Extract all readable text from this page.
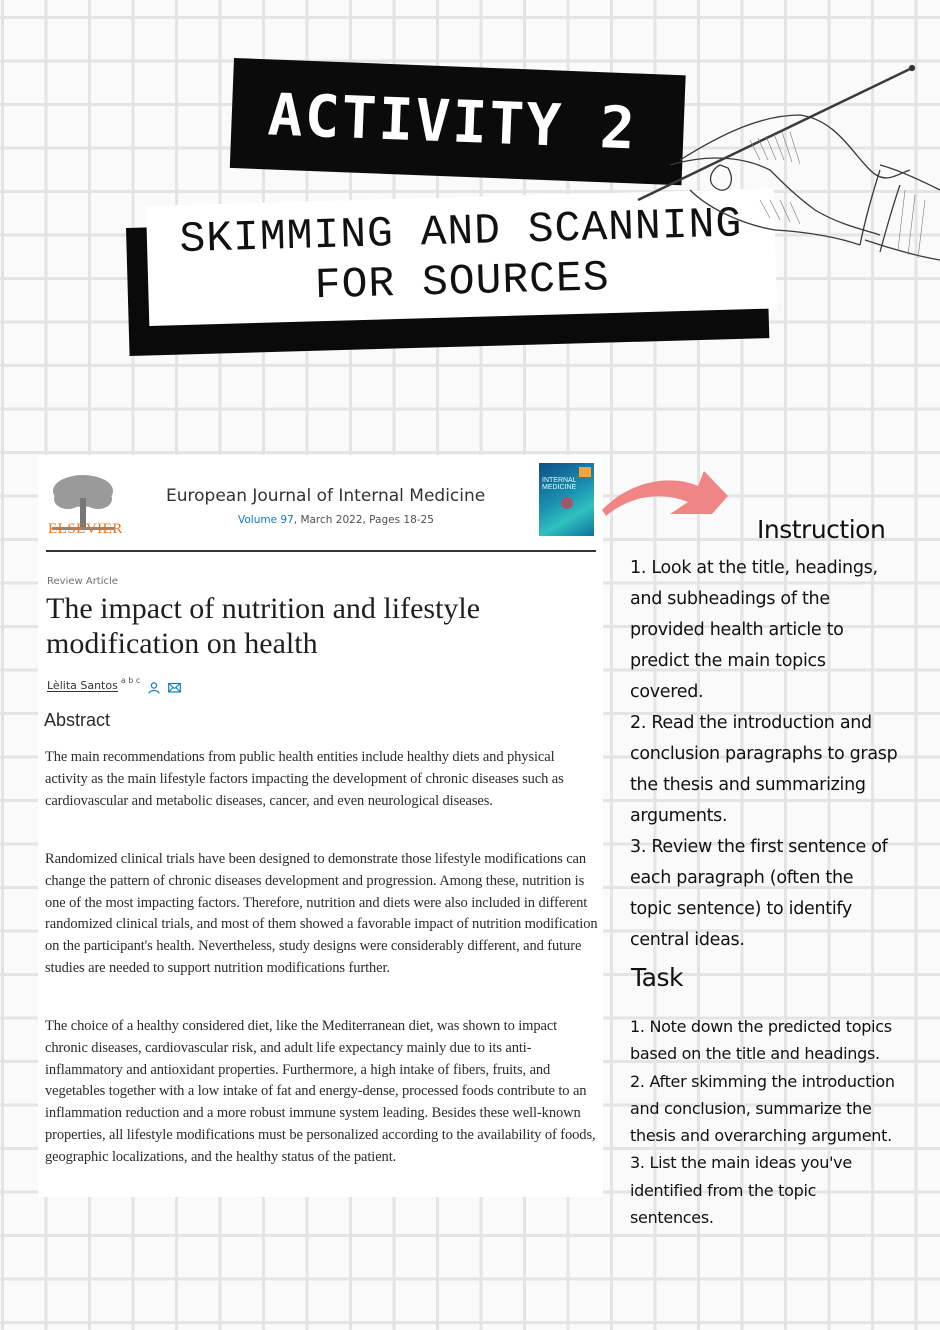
ACTIVITY 2
SKIMMING AND SCANNING
FOR SOURCES
ELSEVIER
European Journal of Internal Medicine
Volume 97, March 2022, Pages 18-25
INTERNAL MEDICINE
Review Article
The impact of nutrition and lifestyle modification on health
Lèlita Santos a b c
Abstract

The main recommendations from public health entities include healthy diets and physical activity as the main lifestyle factors impacting the development of chronic diseases such as cardiovascular and metabolic diseases, cancer, and even neurological diseases.

Randomized clinical trials have been designed to demonstrate those lifestyle modifications can change the pattern of chronic diseases development and progression. Among these, nutrition is one of the most impacting factors. Therefore, nutrition and diets were also included in different randomized clinical trials, and most of them showed a favorable impact of nutrition modification on the participant's health. Nevertheless, study designs were considerably different, and future studies are needed to support nutrition modifications further.

The choice of a healthy considered diet, like the Mediterranean diet, was shown to impact chronic diseases, cardiovascular risk, and adult life expectancy mainly due to its anti-inflammatory and antioxidant properties. Furthermore, a high intake of fibers, fruits, and vegetables together with a low intake of fat and energy-dense, processed foods contribute to an inflammation reduction and a more robust immune system leading. Besides these well-known properties, all lifestyle modifications must be personalized according to the availability of foods, geographic localizations, and the healthy status of the patient.

Instruction
1. Look at the title, headings,
and subheadings of the
provided health article to
predict the main topics
covered.
2. Read the introduction and
conclusion paragraphs to grasp
the thesis and summarizing
arguments.
3. Review the first sentence of
each paragraph (often the
topic sentence) to identify
central ideas.
Task
1. Note down the predicted topics
based on the title and headings.
2. After skimming the introduction
and conclusion, summarize the
thesis and overarching argument.
3. List the main ideas you've
identified from the topic
sentences.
---------------
▸ **WHAT TO PRODUCE**
Above are the records. Identify each line that contains the word "diseases".

▸ **TASK SOLUTION**
The main recommendations from public health entities include healthy diets and physical activity as the main lifestyle factors impacting the development of chronic diseases such as cardiovascular and metabolic diseases, cancer, and even neurological diseases.
Randomized clinical trials have been designed to demonstrate those lifestyle modifications can change the pattern of chronic diseases development and progression. Among these, nutrition is one of the most impacting factors. Therefore, nutrition and diets were also included in different randomized clinical trials, and most of them showed a favorable impact of nutrition modification on the participant's health. Nevertheless, study designs were considerably different, and future studies are needed to support nutrition modifications further.
The choice of a healthy considered diet, like the Mediterranean diet, was shown to impact chronic diseases, cardiovascular risk, and adult life expectancy mainly due to its anti-inflammatory and antioxidant properties. Furthermore, a high intake of fibers, fruits, and vegetables together with a low intake of fat and energy-dense, processed foods contribute to an inflammation reduction and a more robust immune system leading. Besides these well-known properties, all lifestyle modifications must be personalized according to the availability of foods, geographic localizations, and the healthy status of the patient.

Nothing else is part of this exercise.